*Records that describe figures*
__________________________________________________
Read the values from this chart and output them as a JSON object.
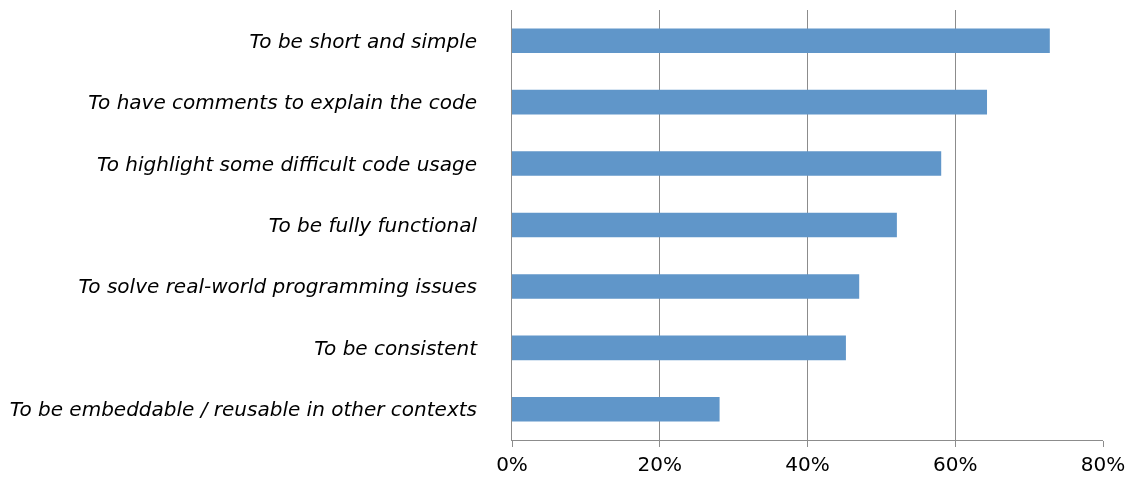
{
  "chart_data": {
    "type": "bar",
    "orientation": "horizontal",
    "categories": [
      "To be short and simple",
      "To have comments to explain the code",
      "To highlight some difficult code usage",
      "To be fully functional",
      "To solve real-world programming issues",
      "To be consistent",
      "To be embeddable / reusable in other contexts"
    ],
    "values": [
      72.8,
      64.3,
      58.1,
      52.1,
      47.0,
      45.2,
      28.1
    ],
    "color": "#6096c9",
    "xlim": [
      0,
      80
    ],
    "xticks": [
      {
        "value": 0,
        "label": "0%"
      },
      {
        "value": 20,
        "label": "20%"
      },
      {
        "value": 40,
        "label": "40%"
      },
      {
        "value": 60,
        "label": "60%"
      },
      {
        "value": 80,
        "label": "80%"
      }
    ],
    "grid": "x"
  }
}
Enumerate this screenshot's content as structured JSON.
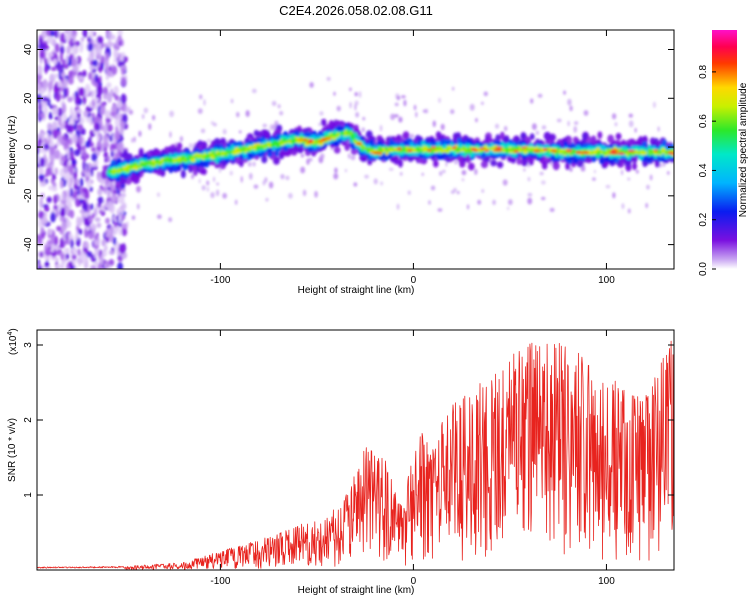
{
  "figure": {
    "title": "C2E4.2026.058.02.08.G11"
  },
  "chart_data": [
    {
      "type": "heatmap",
      "title": "C2E4.2026.058.02.08.G11",
      "xlabel": "Height of straight line (km)",
      "ylabel": "Frequency (Hz)",
      "xlim": [
        -195,
        135
      ],
      "ylim": [
        -50,
        48
      ],
      "xticks": [
        -100,
        0,
        100
      ],
      "xtick_labels": [
        "-100",
        "0",
        "100"
      ],
      "yticks": [
        -40,
        -20,
        0,
        20,
        40
      ],
      "ytick_labels": [
        "-40",
        "-20",
        "0",
        "20",
        "40"
      ],
      "colorbar": {
        "label": "Normalized spectral amplitude",
        "range": [
          0,
          0.97
        ],
        "ticks": [
          0.0,
          0.2,
          0.4,
          0.6,
          0.8
        ],
        "tick_labels": [
          "0.0",
          "0.2",
          "0.4",
          "0.6",
          "0.8"
        ],
        "colormap": "rainbow (white-violet-blue-cyan-green-yellow-red-magenta)"
      },
      "ridge": {
        "description": "frequency ridge center",
        "x": [
          -155,
          -140,
          -120,
          -100,
          -80,
          -60,
          -50,
          -40,
          -33,
          -27,
          -20,
          -10,
          0,
          20,
          40,
          60,
          80,
          100,
          120,
          135
        ],
        "y": [
          -10,
          -7,
          -5,
          -3,
          0,
          3,
          2,
          5,
          6,
          0,
          -2,
          -1,
          -1,
          -1,
          -1,
          -1,
          -2,
          -2,
          -2,
          -2
        ]
      },
      "noise_region": {
        "x": [
          -195,
          -155
        ]
      },
      "grid": false,
      "legend": "none"
    },
    {
      "type": "line",
      "xlabel": "Height of straight line (km)",
      "ylabel": "SNR (10 * v/v)",
      "y_scale_label": "(x10",
      "y_scale_exponent": "4",
      "y_scale_suffix": ")",
      "xlim": [
        -195,
        135
      ],
      "ylim": [
        0,
        3.2
      ],
      "xticks": [
        -100,
        0,
        100
      ],
      "xtick_labels": [
        "-100",
        "0",
        "100"
      ],
      "yticks": [
        1,
        2,
        3
      ],
      "ytick_labels": [
        "1",
        "2",
        "3"
      ],
      "color": "#e8231e",
      "envelope": {
        "x": [
          -195,
          -150,
          -120,
          -100,
          -80,
          -60,
          -45,
          -35,
          -25,
          -15,
          -5,
          0,
          10,
          30,
          50,
          65,
          80,
          100,
          120,
          135
        ],
        "y": [
          0.04,
          0.05,
          0.1,
          0.25,
          0.4,
          0.6,
          0.7,
          1.0,
          1.65,
          1.5,
          0.8,
          1.8,
          2.0,
          2.4,
          2.85,
          3.15,
          3.0,
          2.6,
          2.3,
          3.15
        ]
      },
      "grid": false,
      "legend": "none"
    }
  ]
}
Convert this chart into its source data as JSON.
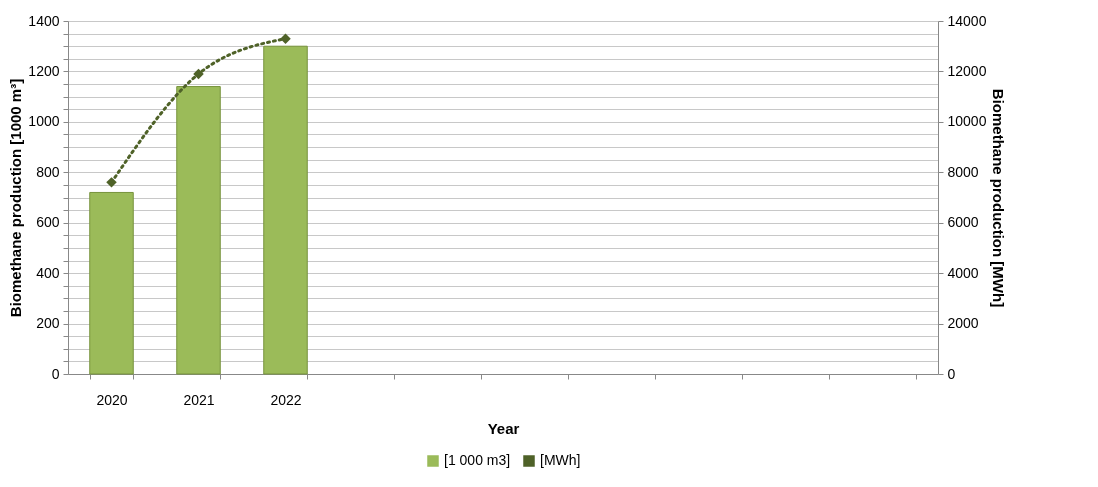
{
  "chart_data": {
    "type": "bar",
    "xlabel": "Year",
    "ylabel": "Biomethane production [1000 m³]",
    "y2label": "Biomethane production [MWh]",
    "categories": [
      "2020",
      "2021",
      "2022",
      null,
      null,
      null,
      null,
      null,
      null,
      null
    ],
    "series": [
      {
        "name": "[1 000 m3]",
        "color": "#9bbb59",
        "values": [
          720,
          1140,
          1300,
          null,
          null,
          null,
          null,
          null,
          null,
          null
        ]
      },
      {
        "name": "[MWh]",
        "type": "line",
        "axis": "y2",
        "color": "#4f6228",
        "marker": "diamond",
        "line_style": "dotted",
        "values": [
          7600,
          11900,
          13300,
          null,
          null,
          null,
          null,
          null,
          null,
          null
        ]
      }
    ],
    "ylim": [
      0,
      1400
    ],
    "yticks": [
      0,
      {
        "value": 50,
        "label": null
      },
      {
        "value": 100,
        "label": null
      },
      {
        "value": 150,
        "label": null
      },
      200,
      {
        "value": 250,
        "label": null
      },
      {
        "value": 300,
        "label": null
      },
      {
        "value": 350,
        "label": null
      },
      400,
      {
        "value": 450,
        "label": null
      },
      {
        "value": 500,
        "label": null
      },
      {
        "value": 550,
        "label": null
      },
      600,
      {
        "value": 650,
        "label": null
      },
      {
        "value": 700,
        "label": null
      },
      {
        "value": 750,
        "label": null
      },
      800,
      {
        "value": 850,
        "label": null
      },
      {
        "value": 900,
        "label": null
      },
      {
        "value": 950,
        "label": null
      },
      1000,
      {
        "value": 1050,
        "label": null
      },
      {
        "value": 1100,
        "label": null
      },
      {
        "value": 1150,
        "label": null
      },
      1200,
      {
        "value": 1250,
        "label": null
      },
      {
        "value": 1300,
        "label": null
      },
      {
        "value": 1350,
        "label": null
      },
      1400
    ],
    "y2lim": [
      0,
      14000
    ],
    "y2ticks": [
      0,
      2000,
      4000,
      6000,
      8000,
      10000,
      12000,
      14000
    ],
    "grid": "y",
    "legend": "bottom"
  }
}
__________________________________________________
*Task goal*
Repeat the listing in full and exactly. Leave any pictures out.

*Response to this task*
Read the values from this chart and output them as a JSON object.
{
  "chart_data": {
    "type": "bar",
    "orientation": "horizontal",
    "categories": [
      "To be short and simple",
      "To have comments to explain the code",
      "To highlight some difficult code usage",
      "To be fully functional",
      "To solve real-world programming issues",
      "To be consistent",
      "To be embeddable / reusable in other contexts"
    ],
    "values": [
      72.8,
      64.3,
      58.1,
      52.1,
      47.0,
      45.2,
      28.1
    ],
    "color": "#6096c9",
    "xlim": [
      0,
      80
    ],
    "xticks": [
      {
        "value": 0,
        "label": "0%"
      },
      {
        "value": 20,
        "label": "20%"
      },
      {
        "value": 40,
        "label": "40%"
      },
      {
        "value": 60,
        "label": "60%"
      },
      {
        "value": 80,
        "label": "80%"
      }
    ],
    "grid": "x"
  }
}
Enumerate this screenshot's content as structured JSON.
{
  "figure": {
    "title": "C2E4.2026.058.02.08.G11"
  },
  "chart_data": [
    {
      "type": "heatmap",
      "title": "C2E4.2026.058.02.08.G11",
      "xlabel": "Height of straight line (km)",
      "ylabel": "Frequency (Hz)",
      "xlim": [
        -195,
        135
      ],
      "ylim": [
        -50,
        48
      ],
      "xticks": [
        -100,
        0,
        100
      ],
      "xtick_labels": [
        "-100",
        "0",
        "100"
      ],
      "yticks": [
        -40,
        -20,
        0,
        20,
        40
      ],
      "ytick_labels": [
        "-40",
        "-20",
        "0",
        "20",
        "40"
      ],
      "colorbar": {
        "label": "Normalized spectral amplitude",
        "range": [
          0,
          0.97
        ],
        "ticks": [
          0.0,
          0.2,
          0.4,
          0.6,
          0.8
        ],
        "tick_labels": [
          "0.0",
          "0.2",
          "0.4",
          "0.6",
          "0.8"
        ],
        "colormap": "rainbow (white-violet-blue-cyan-green-yellow-red-magenta)"
      },
      "ridge": {
        "description": "frequency ridge center",
        "x": [
          -155,
          -140,
          -120,
          -100,
          -80,
          -60,
          -50,
          -40,
          -33,
          -27,
          -20,
          -10,
          0,
          20,
          40,
          60,
          80,
          100,
          120,
          135
        ],
        "y": [
          -10,
          -7,
          -5,
          -3,
          0,
          3,
          2,
          5,
          6,
          0,
          -2,
          -1,
          -1,
          -1,
          -1,
          -1,
          -2,
          -2,
          -2,
          -2
        ]
      },
      "noise_region": {
        "x": [
          -195,
          -155
        ]
      },
      "grid": false,
      "legend": "none"
    },
    {
      "type": "line",
      "xlabel": "Height of straight line (km)",
      "ylabel": "SNR (10 * v/v)",
      "y_scale_label": "(x10",
      "y_scale_exponent": "4",
      "y_scale_suffix": ")",
      "xlim": [
        -195,
        135
      ],
      "ylim": [
        0,
        3.2
      ],
      "xticks": [
        -100,
        0,
        100
      ],
      "xtick_labels": [
        "-100",
        "0",
        "100"
      ],
      "yticks": [
        1,
        2,
        3
      ],
      "ytick_labels": [
        "1",
        "2",
        "3"
      ],
      "color": "#e8231e",
      "envelope": {
        "x": [
          -195,
          -150,
          -120,
          -100,
          -80,
          -60,
          -45,
          -35,
          -25,
          -15,
          -5,
          0,
          10,
          30,
          50,
          65,
          80,
          100,
          120,
          135
        ],
        "y": [
          0.04,
          0.05,
          0.1,
          0.25,
          0.4,
          0.6,
          0.7,
          1.0,
          1.65,
          1.5,
          0.8,
          1.8,
          2.0,
          2.4,
          2.85,
          3.15,
          3.0,
          2.6,
          2.3,
          3.15
        ]
      },
      "grid": false,
      "legend": "none"
    }
  ]
}
Convert this chart into its source data as JSON.
{
  "chart_data": {
    "type": "bar",
    "xlabel": "Year",
    "ylabel": "Biomethane production [1000 m³]",
    "y2label": "Biomethane production [MWh]",
    "categories": [
      "2020",
      "2021",
      "2022",
      null,
      null,
      null,
      null,
      null,
      null,
      null
    ],
    "series": [
      {
        "name": "[1 000 m3]",
        "color": "#9bbb59",
        "values": [
          720,
          1140,
          1300,
          null,
          null,
          null,
          null,
          null,
          null,
          null
        ]
      },
      {
        "name": "[MWh]",
        "type": "line",
        "axis": "y2",
        "color": "#4f6228",
        "marker": "diamond",
        "line_style": "dotted",
        "values": [
          7600,
          11900,
          13300,
          null,
          null,
          null,
          null,
          null,
          null,
          null
        ]
      }
    ],
    "ylim": [
      0,
      1400
    ],
    "yticks": [
      0,
      {
        "value": 50,
        "label": null
      },
      {
        "value": 100,
        "label": null
      },
      {
        "value": 150,
        "label": null
      },
      200,
      {
        "value": 250,
        "label": null
      },
      {
        "value": 300,
        "label": null
      },
      {
        "value": 350,
        "label": null
      },
      400,
      {
        "value": 450,
        "label": null
      },
      {
        "value": 500,
        "label": null
      },
      {
        "value": 550,
        "label": null
      },
      600,
      {
        "value": 650,
        "label": null
      },
      {
        "value": 700,
        "label": null
      },
      {
        "value": 750,
        "label": null
      },
      800,
      {
        "value": 850,
        "label": null
      },
      {
        "value": 900,
        "label": null
      },
      {
        "value": 950,
        "label": null
      },
      1000,
      {
        "value": 1050,
        "label": null
      },
      {
        "value": 1100,
        "label": null
      },
      {
        "value": 1150,
        "label": null
      },
      1200,
      {
        "value": 1250,
        "label": null
      },
      {
        "value": 1300,
        "label": null
      },
      {
        "value": 1350,
        "label": null
      },
      1400
    ],
    "y2lim": [
      0,
      14000
    ],
    "y2ticks": [
      0,
      2000,
      4000,
      6000,
      8000,
      10000,
      12000,
      14000
    ],
    "grid": "y",
    "legend": "bottom"
  }
}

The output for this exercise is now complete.